→ **WHAT TO PRODUCE**
Copy out each line containing "name" from the entries below.

→ **RECORDS PROVIDED**
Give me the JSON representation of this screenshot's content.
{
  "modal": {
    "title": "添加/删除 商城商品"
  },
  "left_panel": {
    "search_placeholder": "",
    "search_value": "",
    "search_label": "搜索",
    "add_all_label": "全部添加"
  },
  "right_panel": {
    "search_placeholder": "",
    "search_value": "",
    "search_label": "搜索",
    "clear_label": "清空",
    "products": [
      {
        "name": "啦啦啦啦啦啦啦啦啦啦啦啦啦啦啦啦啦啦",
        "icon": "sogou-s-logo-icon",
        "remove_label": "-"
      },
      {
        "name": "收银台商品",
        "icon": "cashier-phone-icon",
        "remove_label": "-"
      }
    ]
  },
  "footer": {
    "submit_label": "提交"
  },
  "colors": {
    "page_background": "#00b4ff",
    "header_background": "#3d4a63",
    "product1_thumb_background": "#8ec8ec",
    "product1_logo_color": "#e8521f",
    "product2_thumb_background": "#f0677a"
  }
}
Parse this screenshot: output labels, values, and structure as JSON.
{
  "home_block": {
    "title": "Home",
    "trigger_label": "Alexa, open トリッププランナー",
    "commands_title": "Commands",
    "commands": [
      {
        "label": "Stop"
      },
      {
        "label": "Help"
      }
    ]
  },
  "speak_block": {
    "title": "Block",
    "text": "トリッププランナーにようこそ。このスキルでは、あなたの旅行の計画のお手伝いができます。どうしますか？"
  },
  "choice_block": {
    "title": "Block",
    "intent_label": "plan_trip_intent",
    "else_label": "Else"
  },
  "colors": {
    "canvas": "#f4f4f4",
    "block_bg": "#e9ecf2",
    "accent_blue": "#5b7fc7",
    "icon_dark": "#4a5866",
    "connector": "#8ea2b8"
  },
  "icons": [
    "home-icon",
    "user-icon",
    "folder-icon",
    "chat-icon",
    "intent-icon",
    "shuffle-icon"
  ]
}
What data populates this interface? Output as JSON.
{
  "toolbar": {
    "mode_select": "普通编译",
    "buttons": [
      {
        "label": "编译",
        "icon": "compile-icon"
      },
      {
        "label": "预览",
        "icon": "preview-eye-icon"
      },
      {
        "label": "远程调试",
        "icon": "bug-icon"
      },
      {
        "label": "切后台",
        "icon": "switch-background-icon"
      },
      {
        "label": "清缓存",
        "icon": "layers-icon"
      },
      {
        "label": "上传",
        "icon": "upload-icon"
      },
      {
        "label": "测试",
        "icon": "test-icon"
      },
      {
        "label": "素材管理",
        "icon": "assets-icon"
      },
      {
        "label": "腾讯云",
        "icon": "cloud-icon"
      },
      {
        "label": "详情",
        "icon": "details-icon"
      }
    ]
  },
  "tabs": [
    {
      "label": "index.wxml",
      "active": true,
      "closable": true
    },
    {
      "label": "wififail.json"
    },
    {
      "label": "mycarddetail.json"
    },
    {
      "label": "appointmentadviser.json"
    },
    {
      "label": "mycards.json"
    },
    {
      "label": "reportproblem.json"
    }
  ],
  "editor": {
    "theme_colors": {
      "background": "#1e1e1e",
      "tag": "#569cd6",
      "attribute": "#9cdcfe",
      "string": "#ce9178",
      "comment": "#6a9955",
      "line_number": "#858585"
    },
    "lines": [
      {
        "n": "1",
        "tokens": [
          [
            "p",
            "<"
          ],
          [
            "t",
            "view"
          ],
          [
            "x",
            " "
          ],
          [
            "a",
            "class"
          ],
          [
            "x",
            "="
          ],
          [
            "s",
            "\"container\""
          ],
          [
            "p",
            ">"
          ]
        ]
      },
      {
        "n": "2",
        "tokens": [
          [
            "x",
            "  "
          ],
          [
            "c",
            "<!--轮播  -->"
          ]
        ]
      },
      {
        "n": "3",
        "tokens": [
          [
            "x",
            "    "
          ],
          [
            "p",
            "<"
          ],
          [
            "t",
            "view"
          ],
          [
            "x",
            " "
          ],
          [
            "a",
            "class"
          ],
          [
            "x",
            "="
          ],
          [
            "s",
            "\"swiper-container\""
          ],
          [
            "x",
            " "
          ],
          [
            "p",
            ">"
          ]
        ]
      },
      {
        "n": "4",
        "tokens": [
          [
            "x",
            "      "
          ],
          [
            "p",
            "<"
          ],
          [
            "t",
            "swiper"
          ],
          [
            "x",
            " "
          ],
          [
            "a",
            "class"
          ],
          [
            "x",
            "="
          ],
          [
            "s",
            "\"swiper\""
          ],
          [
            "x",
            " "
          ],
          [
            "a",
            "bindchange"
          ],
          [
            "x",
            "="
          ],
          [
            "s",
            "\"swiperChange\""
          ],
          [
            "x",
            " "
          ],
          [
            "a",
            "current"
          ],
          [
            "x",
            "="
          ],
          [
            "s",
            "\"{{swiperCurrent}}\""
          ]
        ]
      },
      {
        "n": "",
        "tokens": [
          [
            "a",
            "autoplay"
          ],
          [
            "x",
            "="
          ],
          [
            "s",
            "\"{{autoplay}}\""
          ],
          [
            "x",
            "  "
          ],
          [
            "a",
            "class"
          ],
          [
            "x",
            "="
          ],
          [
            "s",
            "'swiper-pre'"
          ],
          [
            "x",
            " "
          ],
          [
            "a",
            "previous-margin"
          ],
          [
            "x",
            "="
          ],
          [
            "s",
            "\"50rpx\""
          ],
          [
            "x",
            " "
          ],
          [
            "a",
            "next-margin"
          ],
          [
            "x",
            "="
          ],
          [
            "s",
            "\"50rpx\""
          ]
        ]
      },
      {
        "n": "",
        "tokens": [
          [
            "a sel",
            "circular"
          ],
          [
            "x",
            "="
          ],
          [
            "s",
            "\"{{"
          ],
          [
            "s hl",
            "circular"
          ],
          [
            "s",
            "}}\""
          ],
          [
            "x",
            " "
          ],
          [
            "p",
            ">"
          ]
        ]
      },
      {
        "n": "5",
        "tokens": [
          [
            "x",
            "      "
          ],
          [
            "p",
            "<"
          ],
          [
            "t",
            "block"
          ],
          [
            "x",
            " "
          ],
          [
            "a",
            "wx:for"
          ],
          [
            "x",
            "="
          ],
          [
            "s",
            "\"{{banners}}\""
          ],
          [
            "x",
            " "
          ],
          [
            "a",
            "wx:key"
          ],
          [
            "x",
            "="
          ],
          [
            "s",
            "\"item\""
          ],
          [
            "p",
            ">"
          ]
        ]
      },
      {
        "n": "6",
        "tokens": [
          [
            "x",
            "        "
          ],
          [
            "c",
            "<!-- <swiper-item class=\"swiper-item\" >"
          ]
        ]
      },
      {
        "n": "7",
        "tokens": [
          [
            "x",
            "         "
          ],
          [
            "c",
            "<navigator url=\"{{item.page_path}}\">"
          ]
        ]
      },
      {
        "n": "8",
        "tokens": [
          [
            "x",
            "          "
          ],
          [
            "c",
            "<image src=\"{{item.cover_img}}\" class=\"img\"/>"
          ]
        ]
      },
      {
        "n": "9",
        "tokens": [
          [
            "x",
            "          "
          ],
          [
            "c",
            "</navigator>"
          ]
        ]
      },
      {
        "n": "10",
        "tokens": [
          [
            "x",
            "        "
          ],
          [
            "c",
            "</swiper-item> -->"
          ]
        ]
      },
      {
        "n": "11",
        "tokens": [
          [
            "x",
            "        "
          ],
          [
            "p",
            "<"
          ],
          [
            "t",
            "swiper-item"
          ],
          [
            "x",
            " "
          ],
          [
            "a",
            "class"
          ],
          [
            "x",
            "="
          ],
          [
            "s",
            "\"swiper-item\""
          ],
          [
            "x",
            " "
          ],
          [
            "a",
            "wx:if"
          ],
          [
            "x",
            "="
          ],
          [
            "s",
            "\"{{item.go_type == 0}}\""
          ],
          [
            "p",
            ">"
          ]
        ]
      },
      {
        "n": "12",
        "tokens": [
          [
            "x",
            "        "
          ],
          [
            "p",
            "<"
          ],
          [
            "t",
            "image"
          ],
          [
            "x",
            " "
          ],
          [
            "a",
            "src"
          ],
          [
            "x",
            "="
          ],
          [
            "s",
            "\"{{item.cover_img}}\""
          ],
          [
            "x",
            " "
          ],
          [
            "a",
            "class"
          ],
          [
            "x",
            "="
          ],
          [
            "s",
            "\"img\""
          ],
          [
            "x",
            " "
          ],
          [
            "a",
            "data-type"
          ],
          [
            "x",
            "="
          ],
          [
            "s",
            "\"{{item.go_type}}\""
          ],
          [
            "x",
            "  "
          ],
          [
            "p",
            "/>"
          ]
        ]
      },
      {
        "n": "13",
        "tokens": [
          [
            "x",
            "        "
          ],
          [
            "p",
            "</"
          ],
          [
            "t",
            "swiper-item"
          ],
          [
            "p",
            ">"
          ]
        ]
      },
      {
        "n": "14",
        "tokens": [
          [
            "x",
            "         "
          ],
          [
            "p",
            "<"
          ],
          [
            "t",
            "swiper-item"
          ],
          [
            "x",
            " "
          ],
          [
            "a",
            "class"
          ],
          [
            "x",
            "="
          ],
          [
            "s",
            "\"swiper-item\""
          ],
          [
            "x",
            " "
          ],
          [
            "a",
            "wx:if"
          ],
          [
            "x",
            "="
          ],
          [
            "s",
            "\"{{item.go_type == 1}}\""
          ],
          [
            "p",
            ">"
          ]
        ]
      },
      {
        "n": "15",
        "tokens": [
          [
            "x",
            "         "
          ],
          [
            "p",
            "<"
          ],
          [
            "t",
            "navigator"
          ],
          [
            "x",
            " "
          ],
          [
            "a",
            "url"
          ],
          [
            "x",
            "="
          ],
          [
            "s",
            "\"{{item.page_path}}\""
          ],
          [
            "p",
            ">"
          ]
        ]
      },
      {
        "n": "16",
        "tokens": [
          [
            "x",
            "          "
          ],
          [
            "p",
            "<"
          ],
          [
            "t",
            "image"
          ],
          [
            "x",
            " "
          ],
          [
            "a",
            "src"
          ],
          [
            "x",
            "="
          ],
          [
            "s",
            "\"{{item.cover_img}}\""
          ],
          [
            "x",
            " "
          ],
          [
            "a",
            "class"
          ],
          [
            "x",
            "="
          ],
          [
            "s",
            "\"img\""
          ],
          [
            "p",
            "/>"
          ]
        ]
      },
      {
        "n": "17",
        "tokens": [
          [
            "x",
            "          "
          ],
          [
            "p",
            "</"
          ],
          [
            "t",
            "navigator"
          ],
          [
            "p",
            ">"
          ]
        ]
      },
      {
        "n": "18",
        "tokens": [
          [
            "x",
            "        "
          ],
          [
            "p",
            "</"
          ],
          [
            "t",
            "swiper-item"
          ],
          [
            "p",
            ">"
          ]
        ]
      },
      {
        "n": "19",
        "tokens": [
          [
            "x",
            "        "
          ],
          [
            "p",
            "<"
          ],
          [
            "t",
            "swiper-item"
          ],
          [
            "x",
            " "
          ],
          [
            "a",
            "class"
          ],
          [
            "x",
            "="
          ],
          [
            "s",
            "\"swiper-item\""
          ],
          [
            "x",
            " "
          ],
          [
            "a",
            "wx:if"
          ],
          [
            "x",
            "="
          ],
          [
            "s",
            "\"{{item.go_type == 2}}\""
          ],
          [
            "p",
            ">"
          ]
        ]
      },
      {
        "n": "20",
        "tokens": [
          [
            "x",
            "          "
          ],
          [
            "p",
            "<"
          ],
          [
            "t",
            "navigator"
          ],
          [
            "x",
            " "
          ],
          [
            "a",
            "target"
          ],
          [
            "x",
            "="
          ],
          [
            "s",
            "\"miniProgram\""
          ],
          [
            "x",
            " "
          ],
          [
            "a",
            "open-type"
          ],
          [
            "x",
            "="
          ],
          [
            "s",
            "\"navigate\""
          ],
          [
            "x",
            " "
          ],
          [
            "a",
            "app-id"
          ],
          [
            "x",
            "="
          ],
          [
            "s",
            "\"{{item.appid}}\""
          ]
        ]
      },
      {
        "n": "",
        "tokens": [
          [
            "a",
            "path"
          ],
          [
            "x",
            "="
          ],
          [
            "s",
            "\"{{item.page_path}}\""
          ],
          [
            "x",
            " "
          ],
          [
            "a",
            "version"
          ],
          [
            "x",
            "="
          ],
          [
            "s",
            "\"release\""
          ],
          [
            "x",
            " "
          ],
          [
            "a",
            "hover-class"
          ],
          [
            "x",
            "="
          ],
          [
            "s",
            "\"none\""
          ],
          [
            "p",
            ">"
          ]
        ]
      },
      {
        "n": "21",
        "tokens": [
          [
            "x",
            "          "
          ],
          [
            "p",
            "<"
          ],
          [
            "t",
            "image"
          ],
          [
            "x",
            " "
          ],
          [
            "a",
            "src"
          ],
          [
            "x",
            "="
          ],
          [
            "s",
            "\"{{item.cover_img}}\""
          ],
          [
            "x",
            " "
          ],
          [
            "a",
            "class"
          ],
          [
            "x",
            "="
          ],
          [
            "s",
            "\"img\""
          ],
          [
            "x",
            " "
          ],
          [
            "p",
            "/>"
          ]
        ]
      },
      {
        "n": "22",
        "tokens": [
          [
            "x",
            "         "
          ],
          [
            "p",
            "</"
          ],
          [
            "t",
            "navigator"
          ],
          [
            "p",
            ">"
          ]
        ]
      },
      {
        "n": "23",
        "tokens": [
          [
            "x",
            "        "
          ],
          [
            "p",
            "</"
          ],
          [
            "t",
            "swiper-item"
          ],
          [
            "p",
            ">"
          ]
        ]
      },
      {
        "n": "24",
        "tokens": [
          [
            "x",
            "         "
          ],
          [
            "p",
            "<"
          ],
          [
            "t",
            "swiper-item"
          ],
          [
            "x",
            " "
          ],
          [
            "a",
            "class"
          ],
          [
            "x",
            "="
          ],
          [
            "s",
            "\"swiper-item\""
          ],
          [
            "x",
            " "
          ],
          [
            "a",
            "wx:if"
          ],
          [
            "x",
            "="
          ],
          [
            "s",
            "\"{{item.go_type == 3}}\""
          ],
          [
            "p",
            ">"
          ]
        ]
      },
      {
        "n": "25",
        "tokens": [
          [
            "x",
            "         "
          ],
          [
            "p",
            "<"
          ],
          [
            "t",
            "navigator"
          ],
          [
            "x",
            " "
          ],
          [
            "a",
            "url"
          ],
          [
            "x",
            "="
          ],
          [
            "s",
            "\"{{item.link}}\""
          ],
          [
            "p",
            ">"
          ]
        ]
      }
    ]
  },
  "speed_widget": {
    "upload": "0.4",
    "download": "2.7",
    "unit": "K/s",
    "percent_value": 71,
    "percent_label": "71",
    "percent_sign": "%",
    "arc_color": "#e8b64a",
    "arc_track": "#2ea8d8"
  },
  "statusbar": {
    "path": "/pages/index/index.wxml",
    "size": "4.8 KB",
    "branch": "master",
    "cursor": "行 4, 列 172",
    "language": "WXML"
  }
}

→ **OUTPUT BELOW**
        "name": "啦啦啦啦啦啦啦啦啦啦啦啦啦啦啦啦啦啦",
        "name": "收银台商品",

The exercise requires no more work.